Страница
_____
Мнение редакции может не совпадать с мнением автора
Ровно 70 лет назад, 8 июня 1949 года, из печати вышел роман Джорджа Оруэлла «1984», — одна из самых значимых книг XX века. Некоторые полагают, что эта книга, описавшая фантастическую, но в то же время столь реалистичную тоталитарную систему, в какой-то степени предотвратила ее появление в реальности. Одна из ключевых идей Оруэлла — предположение, что можно контролировать мысли людей, контролируя язык, на котором они говорят. Другими словами, исключение из словаря «неправильных» слов автоматически исключает возможность появления «неправильных» идей. Возможен ли такой метод контроля сознания? Может ли новояз существовать вне оруэлловского мира? Есть ли в реальных языковых системах черты, описанные автором «1984»? Редакция N+1 задала эти вопросы лингвисту Александру Пиперски.
_____
Содержимое набора данных
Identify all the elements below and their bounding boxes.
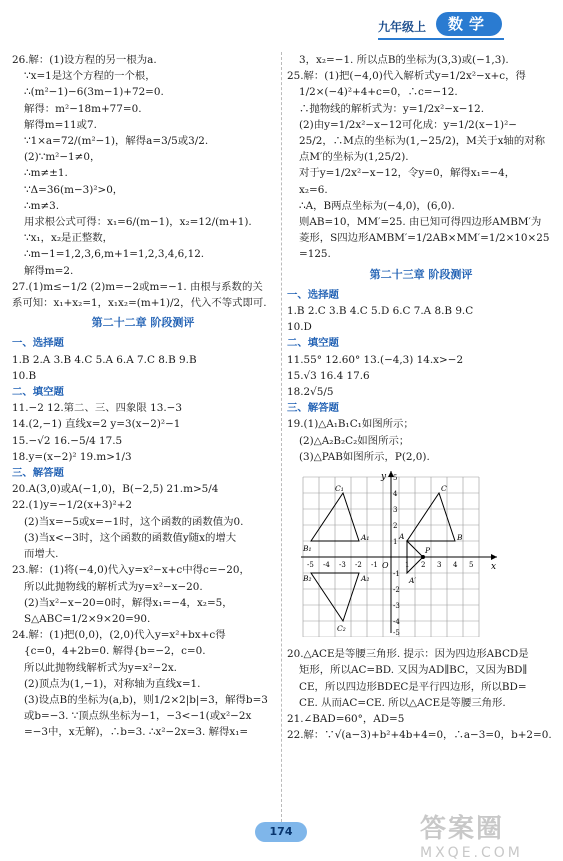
- point-label: B₁: [303, 544, 312, 554]
- watermark-url: MXQE.COM: [420, 845, 523, 861]
- page-header: [0, 0, 563, 44]
- x-tick-label: 5: [469, 561, 474, 570]
- point-p-marker: [421, 555, 425, 559]
- answer-line: 对于y=1/2x²−x−12，令y=0，解得x₁=−4，: [299, 167, 516, 180]
- mc-answers: 10.D: [287, 321, 312, 334]
- answer-line: 24.解：(1)把(0,0)，(2,0)代入y=x²+bx+c得: [12, 629, 226, 642]
- answer-line: (2)当x²−x−20=0时，解得x₁=−4，x₂=5，: [24, 596, 233, 609]
- point-label: A₁: [361, 533, 370, 543]
- section-heading: 一、选择题: [287, 288, 339, 301]
- mc-answers: 1.B 2.A 3.B 4.C 5.A 6.A 7.C 8.B 9.B: [12, 353, 197, 366]
- answer-line: 3，x₂=−1. 所以点B的坐标为(3,3)或(−1,3).: [299, 54, 509, 66]
- point-label: C₁: [335, 484, 344, 494]
- point-label: P: [425, 546, 431, 556]
- answer-line: (2)顶点为(1,−1)，对称轴为直线x=1.: [24, 677, 201, 690]
- left-column: [12, 52, 274, 741]
- chapter-title: 第二十二章 阶段测评: [91, 316, 195, 330]
- x-axis-label: x: [491, 562, 497, 573]
- x-tick-label: -4: [323, 561, 330, 570]
- point-label: A: [399, 532, 405, 542]
- answer-line: 而增大.: [24, 548, 59, 561]
- subject-badge: 数学: [436, 12, 502, 36]
- answer-line: 27.(1)m≤−1/2 (2)m=−2或m=−1. 由根与系数的关: [12, 280, 263, 293]
- fill-answers: 14.(2,−1) 直线x=2 y=3(x−2)²−1: [12, 418, 181, 431]
- answer-line: 点M′的坐标为(1,25/2).: [299, 151, 409, 164]
- answer-line: 25/2，∴M点的坐标为(1,−25/2)，M关于x轴的对称: [299, 135, 545, 148]
- answer-line: 菱形，S四边形AMBM′=1/2AB×MM′=1/2×10×25: [299, 232, 550, 245]
- y-tick-label: -3: [393, 602, 400, 611]
- answer-line: 23.解：(1)将(−4,0)代入y=x²−x+c中得c=−20，: [12, 564, 250, 577]
- answer-line: 20.A(3,0)或A(−1,0)，B(−2,5) 21.m>5/4: [12, 483, 219, 496]
- answer-line: ∴抛物线的解析式为：y=1/2x²−x−12.: [299, 102, 485, 115]
- y-tick-label: -5: [393, 629, 400, 638]
- point-label: B: [457, 533, 463, 543]
- answer-line: 解得m=11或7.: [24, 118, 97, 131]
- fill-answers: 15.−√2 16.−5/4 17.5: [12, 434, 123, 447]
- answer-line: ∵1×a=72/(m²−1)，解得a=3/5或3/2.: [24, 135, 209, 148]
- answer-line: ∴(m²−1)−6(3m−1)+72=0.: [24, 86, 164, 99]
- point-label: A₂: [361, 574, 370, 584]
- answer-line: (2)∵m²−1≠0，: [24, 151, 101, 164]
- y-tick-label: -2: [393, 586, 400, 595]
- y-tick-label: -1: [393, 570, 400, 579]
- answer-line: 所以此抛物线的解析式为y=x²−x−20.: [24, 580, 203, 593]
- answer-line: 解得m=2.: [24, 264, 74, 277]
- fill-answers: 11.55° 12.60° 13.(−4,3) 14.x>−2: [287, 353, 464, 366]
- answer-line: 解得：m²−18m+77=0.: [24, 102, 142, 115]
- x-tick-label: 1: [405, 561, 410, 570]
- x-tick-label: 4: [453, 561, 458, 570]
- chapter-title: 第二十三章 阶段测评: [369, 267, 473, 281]
- y-axis-label: y: [381, 472, 387, 483]
- answer-line: ∵x=1是这个方程的一个根，: [24, 70, 156, 83]
- mc-answers: 1.B 2.C 3.B 4.C 5.D 6.C 7.A 8.B 9.C: [287, 305, 474, 318]
- x-tick-label: -1: [371, 561, 378, 570]
- answer-line: 所以此抛物线解析式为y=x²−2x.: [24, 661, 177, 674]
- header-rule: [378, 38, 504, 40]
- page-number: 174: [255, 822, 307, 842]
- answer-line: 或b=−3. ∵顶点纵坐标为−1，−3<−1(或x²−2x: [24, 710, 252, 723]
- point-label: B₂: [303, 574, 312, 584]
- answer-line: (2)由y=1/2x²−x−12可化成：y=1/2(x−1)²−: [299, 118, 517, 131]
- mc-answers: 10.B: [12, 369, 37, 382]
- fill-answers: 15.√3 16.4 17.6: [287, 369, 370, 382]
- grade-label: 九年级上: [378, 20, 427, 34]
- x-tick-label: 2: [421, 561, 426, 570]
- answer-line: 用求根公式可得：x₁=6/(m−1)，x₂=12/(m+1).: [24, 216, 252, 229]
- answer-line: 矩形，所以AC=BD. 又因为AD∥BC，又因为BD∥: [299, 664, 528, 677]
- coordinate-grid-svg: [301, 469, 501, 637]
- answer-line: ∴m≠±1.: [24, 167, 68, 180]
- section-heading: 二、填空题: [287, 337, 339, 350]
- point-label: C: [441, 484, 447, 494]
- answer-line: 1/2×(−4)²+4+c=0，∴c=−12.: [299, 86, 458, 99]
- y-tick-label: 5: [393, 474, 398, 483]
- answer-line: 22.(1)y=−1/2(x+3)²+2: [12, 499, 133, 512]
- y-tick-label: 2: [393, 522, 398, 531]
- answer-line: (3)当x<−3时，这个函数的函数值y随x的增大: [24, 531, 237, 544]
- point-label: A′: [409, 576, 417, 586]
- answer-line: ∴A，B两点坐标为(−4,0)，(6,0).: [299, 199, 455, 212]
- point-label: C₂: [337, 624, 346, 634]
- answer-line: (3)△PAB如图所示，P(2,0).: [299, 450, 430, 463]
- answer-line: 20.△ACE是等腰三角形. 提示：因为四边形ABCD是: [287, 648, 529, 661]
- x-tick-label: -2: [355, 561, 362, 570]
- x-tick-label: -5: [307, 561, 314, 570]
- answer-line: ∵x₁，x₂是正整数，: [24, 232, 114, 245]
- answer-line: {c=0，4+2b=0. 解得{b=−2，c=0.: [24, 645, 206, 658]
- coordinate-figure: [301, 469, 555, 642]
- fill-answers: 18.2√5/5: [287, 386, 334, 399]
- column-divider: [281, 52, 282, 822]
- y-tick-label: 3: [393, 506, 398, 515]
- answer-line: =−3中，x无解)，∴b=3. ∴x²−2x=3. 解得x₁=: [24, 726, 249, 739]
- answer-line: x₂=6.: [299, 183, 328, 196]
- answer-line: S△ABC=1/2×9×20=90.: [24, 612, 151, 625]
- x-axis-arrow-icon: [491, 554, 497, 560]
- answer-line: 26.解：(1)设方程的另一根为a.: [12, 54, 157, 66]
- answer-line: 25.解：(1)把(−4,0)代入解析式y=1/2x²−x+c，得: [287, 70, 526, 83]
- section-heading: 三、解答题: [12, 467, 64, 480]
- x-tick-label: 3: [437, 561, 442, 570]
- answer-line: CE. 从而AC=CE. 所以△ACE是等腰三角形.: [299, 696, 506, 709]
- section-heading: 二、填空题: [12, 386, 64, 399]
- answer-line: (2)当x=−5或x=−1时，这个函数的函数值为0.: [24, 515, 244, 528]
- answer-line: =125.: [299, 248, 331, 261]
- answer-line: (2)△A₂B₂C₂如图所示；: [299, 434, 410, 447]
- x-tick-label: -3: [339, 561, 346, 570]
- origin-label: O: [382, 561, 389, 571]
- section-heading: 三、解答题: [287, 402, 339, 415]
- y-tick-label: 1: [393, 538, 398, 547]
- fill-answers: 11.−2 12.第二、三、四象限 13.−3: [12, 402, 182, 415]
- answer-line: 22.解：∵√(a−3)+b²+4b+4=0，∴a−3=0，b+2=0.: [287, 729, 552, 742]
- answer-line: 系可知：x₁+x₂=1，x₁x₂=(m+1)/2，代入不等式即可.: [12, 297, 267, 310]
- section-heading: 一、选择题: [12, 337, 64, 350]
- answer-line: ∴m≠3.: [24, 199, 60, 212]
- answer-line: 19.(1)△A₁B₁C₁如图所示；: [287, 418, 414, 431]
- answer-line: 21.∠BAD=60°，AD=5: [287, 713, 405, 726]
- answer-line: (3)设点B的坐标为(a,b)，则1/2×2|b|=3，解得b=3: [24, 693, 268, 706]
- y-tick-label: 4: [393, 490, 398, 499]
- watermark-logo-text: 答案圈: [420, 814, 505, 844]
- watermark-logo: [420, 808, 523, 861]
- answer-line: ∴m−1=1,2,3,6,m+1=1,2,3,4,6,12.: [24, 248, 205, 261]
- right-column: [287, 52, 555, 744]
- answer-line: ∵Δ=36(m−3)²>0，: [24, 183, 124, 196]
- y-tick-label: -4: [393, 618, 400, 627]
- answer-line: CE，所以四边形BDEC是平行四边形，所以BD=: [299, 680, 527, 693]
- answer-line: 则AB=10，MM′=25. 由已知可得四边形AMBM′为: [299, 216, 542, 229]
- fill-answers: 18.y=(x−2)² 19.m>1/3: [12, 450, 132, 463]
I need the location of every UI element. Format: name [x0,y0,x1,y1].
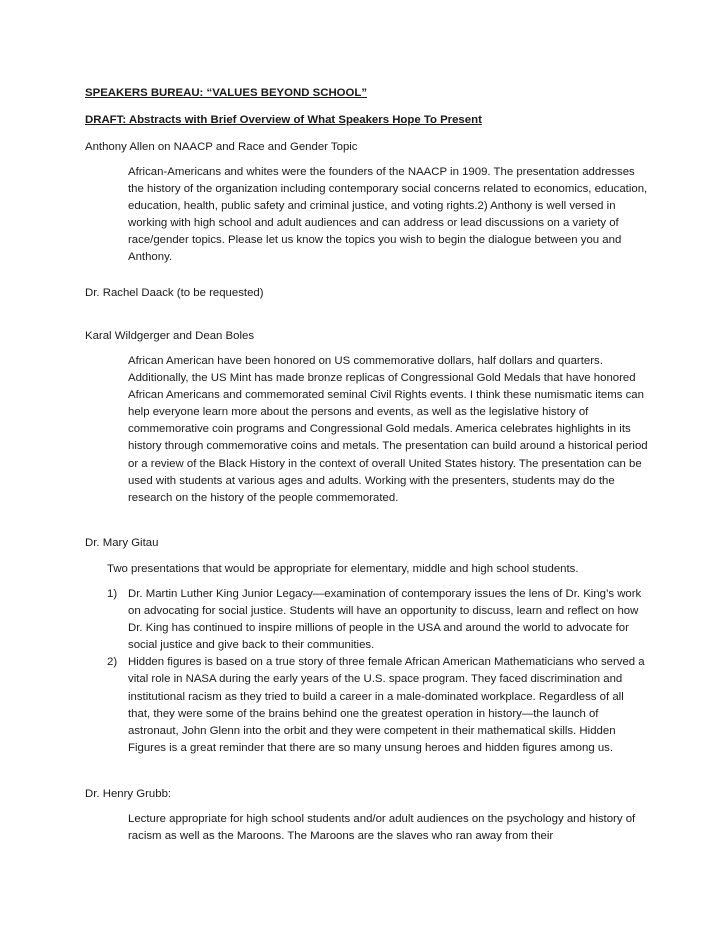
list-item-number: 2) [107,656,118,669]
speaker-name-allen: Anthony Allen on NAACP and Race and Gender Topic [85,141,358,153]
list-item [107,586,647,654]
abstract-allen: African-Americans and whites were the founders of the NAACP in 1909. The presentation addresses the history of the organization including contemporary social concerns related to economics, education, education, health, public safety and criminal justice, and voting rights.2) Anthony is well versed in working with high school and adult audiences and can address or lead discussions on a variety of race/gender topics. Please let us know the topics you wish to begin the dialogue between you and Anthony. [128,166,648,264]
document-subtitle: DRAFT: Abstracts with Brief Overview of What Speakers Hope To Present [85,114,482,126]
speaker-name-grubb: Dr. Henry Grubb: [85,788,172,800]
presentation-list-gitau [107,586,647,757]
speaker-name-wildgerger-boles: Karal Wildgerger and Dean Boles [85,330,255,342]
abstract-grubb: Lecture appropriate for high school students and/or adult audiences on the psychology and history of racism as well as the Maroons. The Maroons are the slaves who ran away from their [128,813,636,843]
speaker-name-gitau: Dr. Mary Gitau [85,537,159,549]
list-item-text: Hidden figures is based on a true story of three female African American Mathematicians who served a vital role in NASA during the early years of the U.S. space program. They faced discrimination and institutional racism as they tried to build a career in a male-dominated workplace. Regardless of all that, they were some of the brains behind one the greatest operation in history—the launch of astronaut, John Glenn into the orbit and they were competent in their mathematical skills. Hidden Figures is a great reminder that there are so many unsung heroes and hidden figures among us. [128,656,645,754]
abstract-wildgerger-boles: African American have been honored on US commemorative dollars, half dollars and quarters. Additionally, the US Mint has made bronze replicas of Congressional Gold Medals that have honored African Americans and commemorated seminal Civil Rights events. I think these numismatic items can help everyone learn more about the persons and events, as well as the legislative history of commemorative coin programs and Congressional Gold medals. America celebrates highlights in its history through commemorative coins and metals. The presentation can build around a historical period or a review of the Black History in the context of overall United States history. The presentation can be used with students at various ages and adults. Working with the presenters, students may do the research on the history of the people commemorated. [128,355,648,504]
list-item-text: Dr. Martin Luther King Junior Legacy—examination of contemporary issues the lens of Dr. King’s work on advocating for social justice. Students will have an opportunity to discuss, learn and reflect on how Dr. King has continued to inspire millions of people in the USA and around the world to advocate for social justice and give back to their communities. [128,588,642,652]
list-item [107,654,647,757]
document-title: SPEAKERS BUREAU: “VALUES BEYOND SCHOOL” [85,87,368,99]
list-item-number: 1) [107,588,118,600]
speaker-name-daack: Dr. Rachel Daack (to be requested) [85,287,264,299]
intro-gitau: Two presentations that would be appropriate for elementary, middle and high school students. [107,563,579,575]
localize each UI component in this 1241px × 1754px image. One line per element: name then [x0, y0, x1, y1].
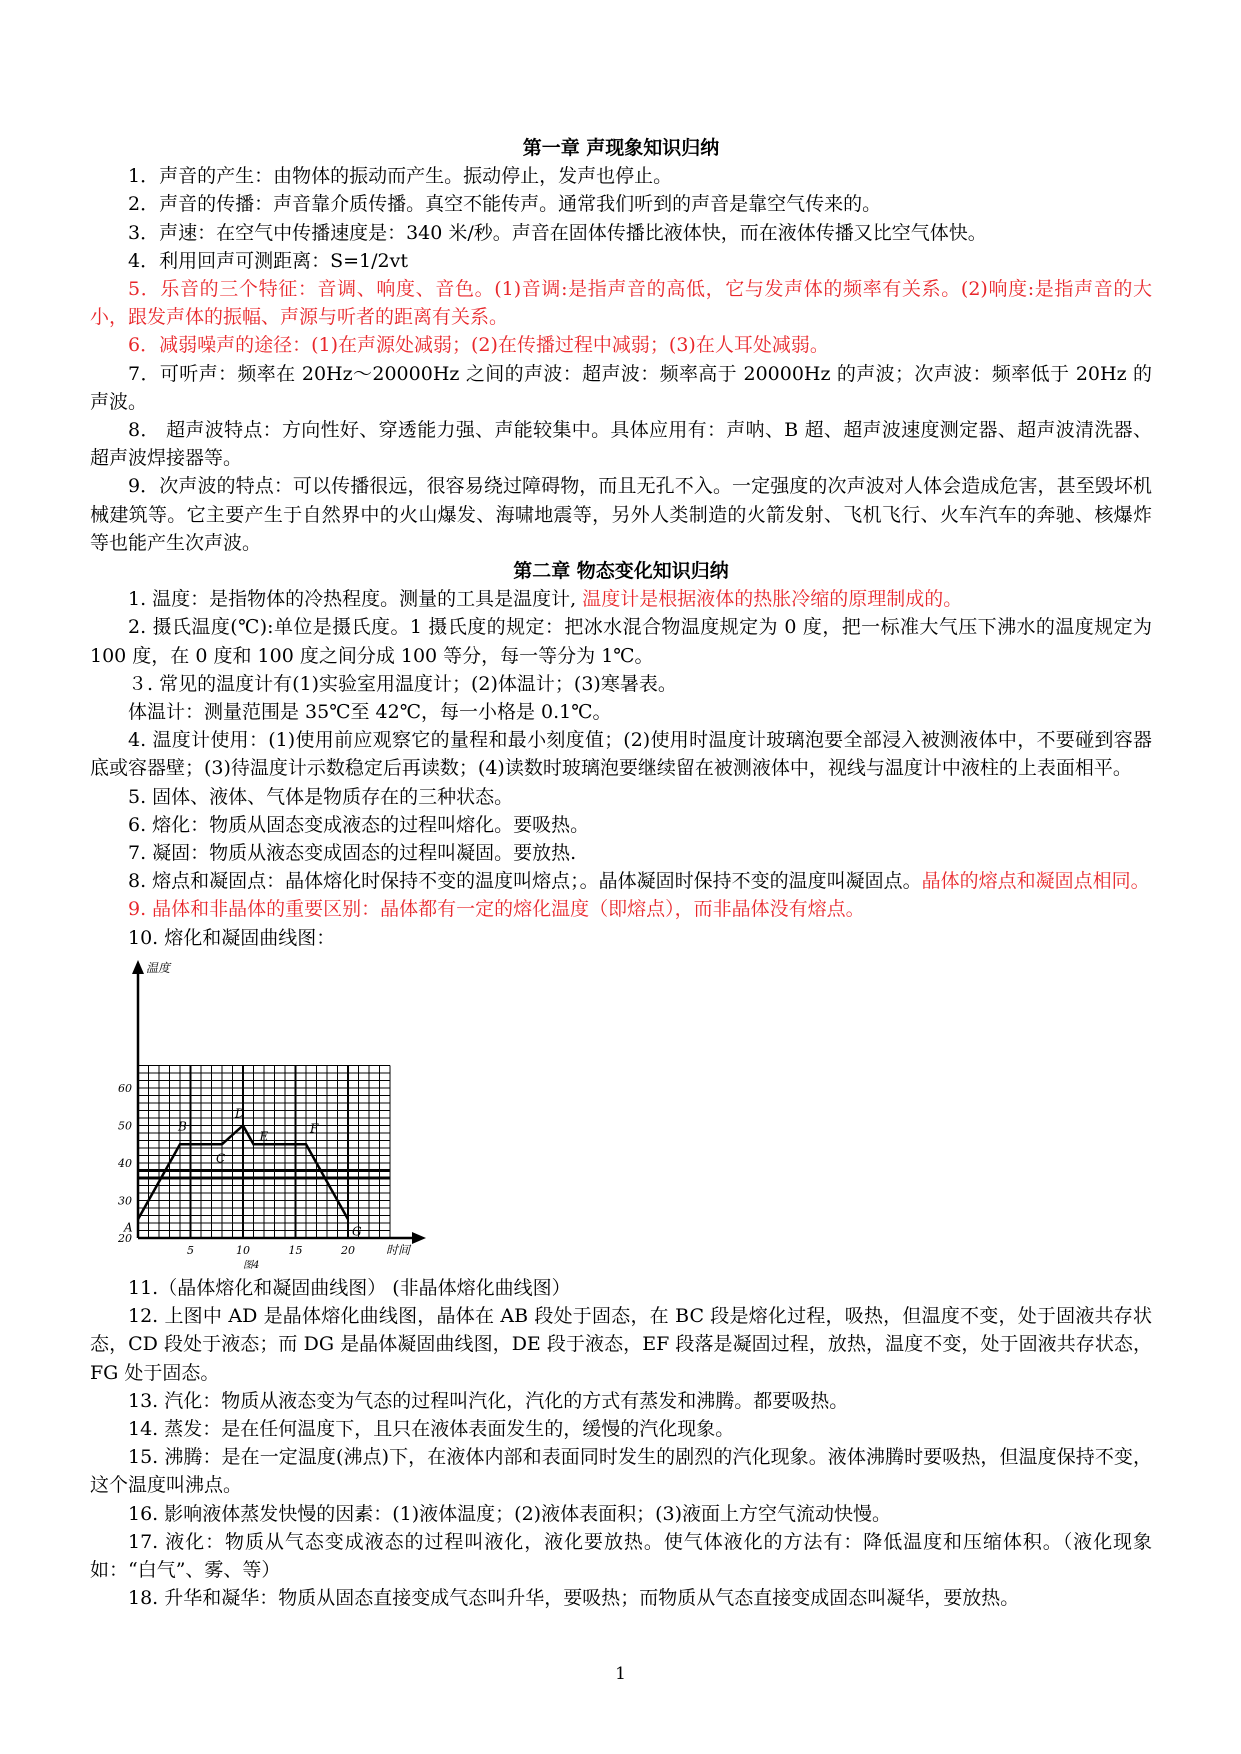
_____
Цель задания
Напишите продолжение заметки о романе Оруэлла «1984», начав сразу после ее последнего предложения. Листинг — самостоятельный материал, не связанный с текстом.

Результат задания
Идея нового языка, который должен исключить возможность «мыслепреступления», настолько важна для Оруэлла, что он включил его описание в качестве отдельного приложения к роману. Вот как описывает принципы языка newspeak, который назван «новоязом» в переводе Виктора Голышева, один из героев романа:
Гипотеза, что мышление в значительной степени зависит от языка, в разных формах высказывалась еще в начале XX века, сегодня она известна как гипотеза лингвистической относительности, или гипотеза Сепира-Уорфа. Приверженцы этого подхода предполагали, что если в языке нет обозначения для некоего понятия, то и помыслить об этом люди не в состоянии. Грубо говоря, тот факт, что в русском языке есть слово «голубой», а в английском его нет, может означать, что носители этих двух языков могут мыслить о мире по-разному. Оруэлл сделал следующий логический шаг, предположив, что корректируя язык, можно влиять на мышление.
Если бы хоть кому-то хоть раз в истории действительно удалось это проделать, то получилась бы идеально работающая тоталитарная секта или тоталитарное государство. Но, видимо, это все-таки невозможно, и диссидентам всегда удаётся выразить свои мысли. Наоборот, любые запреты на слова только привлекают к ним внимание и делают их более заманчивыми для использования и обсуждения, замен на эвфемизмы. В языке постоянно появляются новые производные слова, у старых меняются значения. В русском языке есть табуированная лексика, но сколько эвфемизмов появилось, чтобы передать тот же смысл?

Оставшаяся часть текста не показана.